Take each line containing the word "text" and copy it.
___ Records provided ___
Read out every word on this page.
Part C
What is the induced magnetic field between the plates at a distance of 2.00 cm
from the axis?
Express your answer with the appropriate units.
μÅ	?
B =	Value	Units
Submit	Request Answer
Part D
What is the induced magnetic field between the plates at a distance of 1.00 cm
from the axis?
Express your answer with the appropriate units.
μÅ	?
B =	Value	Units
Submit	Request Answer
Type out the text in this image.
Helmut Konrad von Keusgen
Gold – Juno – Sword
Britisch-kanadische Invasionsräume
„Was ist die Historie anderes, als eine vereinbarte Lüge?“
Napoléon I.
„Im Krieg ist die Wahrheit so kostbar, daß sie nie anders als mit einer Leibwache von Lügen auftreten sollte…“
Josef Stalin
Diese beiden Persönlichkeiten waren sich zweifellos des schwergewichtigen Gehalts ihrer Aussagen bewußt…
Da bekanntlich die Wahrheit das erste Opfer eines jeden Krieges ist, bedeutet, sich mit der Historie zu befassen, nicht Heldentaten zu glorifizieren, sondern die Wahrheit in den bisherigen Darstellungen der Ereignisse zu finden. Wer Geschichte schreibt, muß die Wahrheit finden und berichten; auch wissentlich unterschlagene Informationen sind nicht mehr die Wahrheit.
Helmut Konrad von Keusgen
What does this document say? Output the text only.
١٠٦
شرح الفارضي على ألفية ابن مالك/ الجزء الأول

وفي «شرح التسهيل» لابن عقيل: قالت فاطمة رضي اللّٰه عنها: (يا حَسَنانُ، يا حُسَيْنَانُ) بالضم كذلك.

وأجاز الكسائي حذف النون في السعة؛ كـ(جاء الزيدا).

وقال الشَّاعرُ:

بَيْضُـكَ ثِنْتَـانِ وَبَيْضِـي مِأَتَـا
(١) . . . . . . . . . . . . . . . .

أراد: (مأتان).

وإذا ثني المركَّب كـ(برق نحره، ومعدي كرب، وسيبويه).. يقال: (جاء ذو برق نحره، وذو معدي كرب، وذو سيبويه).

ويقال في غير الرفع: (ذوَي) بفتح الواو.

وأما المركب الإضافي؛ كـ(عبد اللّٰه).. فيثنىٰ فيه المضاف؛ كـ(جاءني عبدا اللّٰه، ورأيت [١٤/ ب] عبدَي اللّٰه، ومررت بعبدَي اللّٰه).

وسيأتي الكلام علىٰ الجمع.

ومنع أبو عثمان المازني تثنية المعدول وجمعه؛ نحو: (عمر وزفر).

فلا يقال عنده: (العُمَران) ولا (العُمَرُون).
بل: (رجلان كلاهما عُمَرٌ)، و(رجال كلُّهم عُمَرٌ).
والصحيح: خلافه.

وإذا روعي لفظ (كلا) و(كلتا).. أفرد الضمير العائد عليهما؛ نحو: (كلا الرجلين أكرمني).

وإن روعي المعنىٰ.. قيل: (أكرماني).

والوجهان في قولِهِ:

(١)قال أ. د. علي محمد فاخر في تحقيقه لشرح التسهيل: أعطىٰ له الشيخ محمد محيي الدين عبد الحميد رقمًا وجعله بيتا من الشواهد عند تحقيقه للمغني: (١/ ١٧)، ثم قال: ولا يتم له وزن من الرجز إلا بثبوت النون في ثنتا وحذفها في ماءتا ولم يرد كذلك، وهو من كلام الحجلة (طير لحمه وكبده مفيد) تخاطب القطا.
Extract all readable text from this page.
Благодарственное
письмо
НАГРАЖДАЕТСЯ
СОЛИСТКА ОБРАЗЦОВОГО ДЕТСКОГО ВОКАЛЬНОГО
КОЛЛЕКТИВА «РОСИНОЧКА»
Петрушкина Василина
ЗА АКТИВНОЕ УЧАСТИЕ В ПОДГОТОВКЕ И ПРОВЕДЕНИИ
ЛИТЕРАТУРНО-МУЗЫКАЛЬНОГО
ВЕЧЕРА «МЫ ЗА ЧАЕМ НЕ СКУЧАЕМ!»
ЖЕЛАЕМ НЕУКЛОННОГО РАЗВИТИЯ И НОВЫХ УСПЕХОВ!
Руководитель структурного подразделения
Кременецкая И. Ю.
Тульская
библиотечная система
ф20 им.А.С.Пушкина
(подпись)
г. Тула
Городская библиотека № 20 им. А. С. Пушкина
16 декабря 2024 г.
___
**Response to the task:**
Type out the text in this image.
What does this document say? Output the text only.
Extract all readable text from this page.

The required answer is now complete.